▶ _TASK DESCRIPTION_: Give only the number of lines in these records that contain the word "claridad".

▶ _Stored records_:

--- Start ---

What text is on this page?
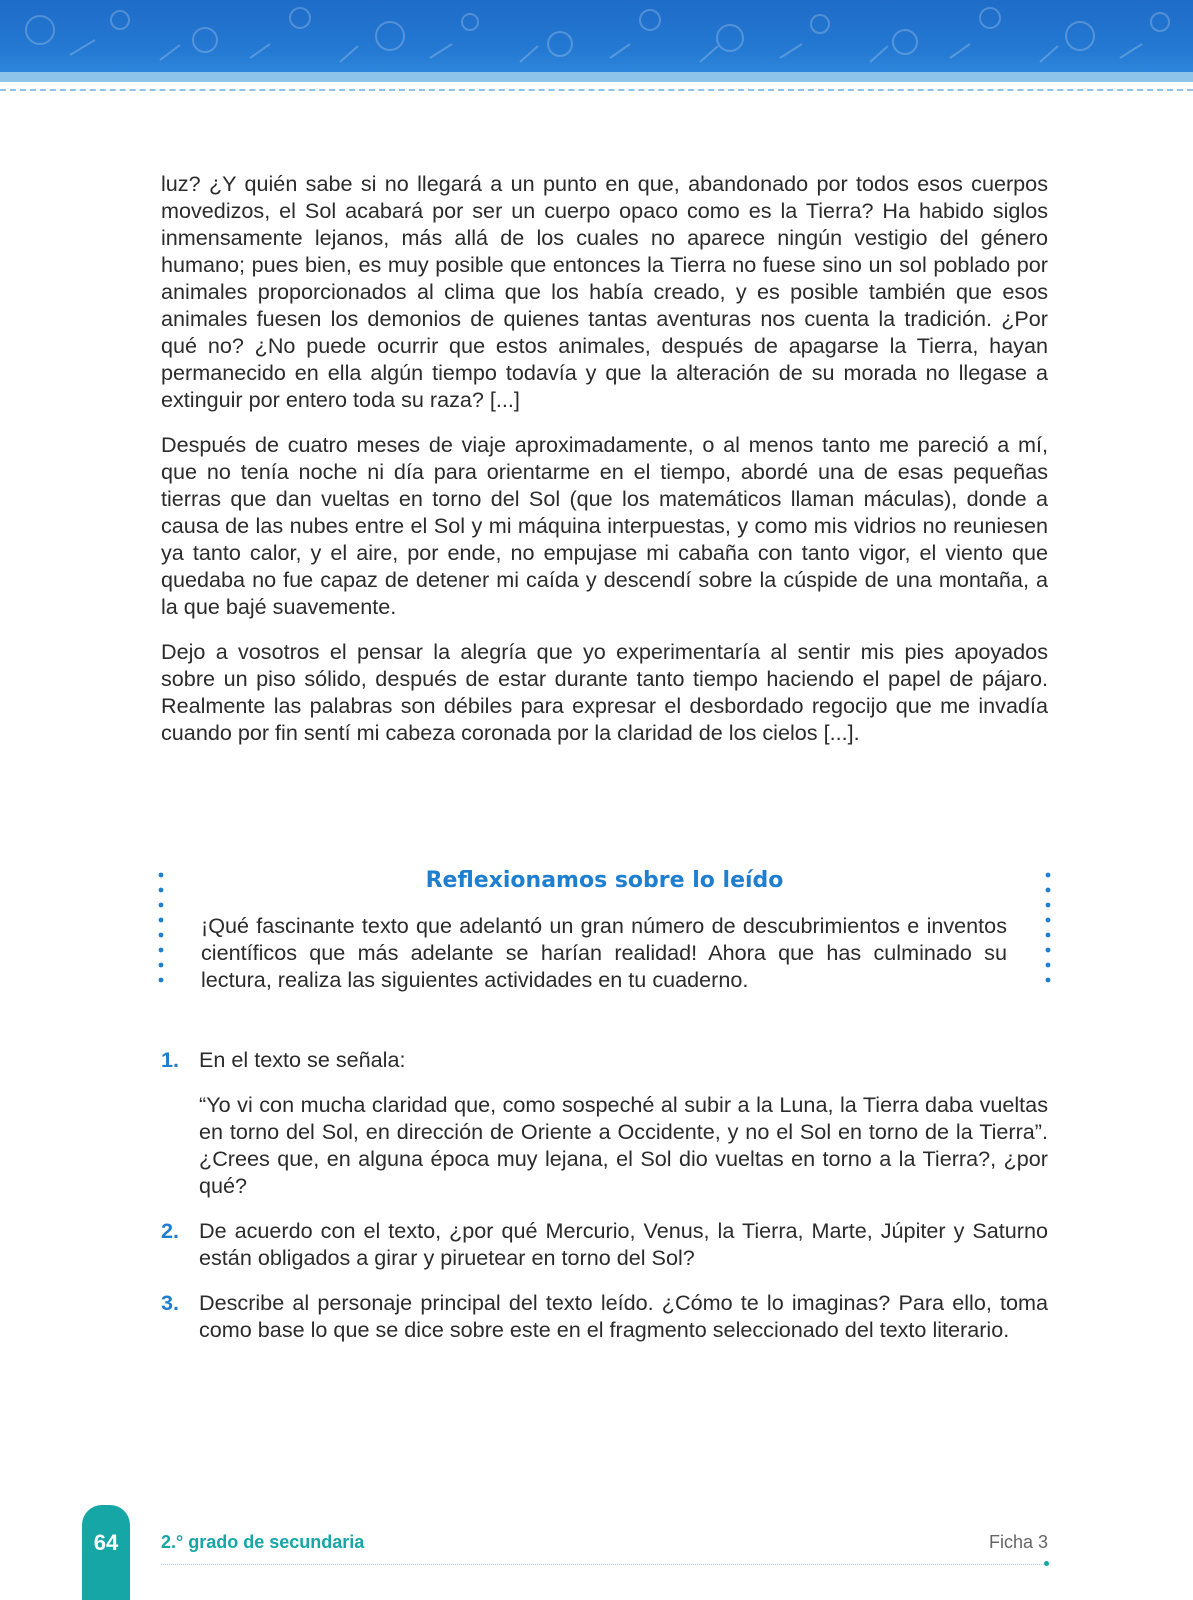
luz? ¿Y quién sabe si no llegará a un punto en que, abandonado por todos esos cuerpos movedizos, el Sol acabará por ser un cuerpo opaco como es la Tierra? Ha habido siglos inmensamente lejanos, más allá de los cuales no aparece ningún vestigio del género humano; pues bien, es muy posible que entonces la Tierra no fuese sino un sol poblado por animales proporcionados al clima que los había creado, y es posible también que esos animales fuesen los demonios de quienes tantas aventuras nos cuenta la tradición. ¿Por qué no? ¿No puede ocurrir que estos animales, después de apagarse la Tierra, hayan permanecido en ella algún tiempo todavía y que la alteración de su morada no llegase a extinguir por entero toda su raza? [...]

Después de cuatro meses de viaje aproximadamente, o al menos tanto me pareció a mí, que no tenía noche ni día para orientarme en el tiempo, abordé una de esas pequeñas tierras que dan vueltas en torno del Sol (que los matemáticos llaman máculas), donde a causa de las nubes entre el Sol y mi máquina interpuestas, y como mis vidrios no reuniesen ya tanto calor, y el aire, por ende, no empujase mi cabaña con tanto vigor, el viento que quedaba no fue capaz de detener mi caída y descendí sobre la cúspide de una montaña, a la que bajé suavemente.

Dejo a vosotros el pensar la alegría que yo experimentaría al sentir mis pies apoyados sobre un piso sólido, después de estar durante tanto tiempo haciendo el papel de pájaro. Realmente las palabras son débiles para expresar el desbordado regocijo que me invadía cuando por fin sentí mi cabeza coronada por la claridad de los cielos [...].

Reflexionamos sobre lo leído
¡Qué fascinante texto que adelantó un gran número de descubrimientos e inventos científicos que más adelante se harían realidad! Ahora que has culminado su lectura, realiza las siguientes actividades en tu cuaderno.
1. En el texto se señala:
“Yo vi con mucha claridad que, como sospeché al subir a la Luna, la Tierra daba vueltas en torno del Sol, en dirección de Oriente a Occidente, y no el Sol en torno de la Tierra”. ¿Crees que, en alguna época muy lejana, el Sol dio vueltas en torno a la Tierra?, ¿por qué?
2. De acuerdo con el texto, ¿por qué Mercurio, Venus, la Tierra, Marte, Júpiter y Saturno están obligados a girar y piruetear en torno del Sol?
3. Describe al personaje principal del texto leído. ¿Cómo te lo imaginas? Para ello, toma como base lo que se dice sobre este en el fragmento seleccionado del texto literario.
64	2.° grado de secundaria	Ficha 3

--- End ---

▶ _ANSWER BELOW_: 2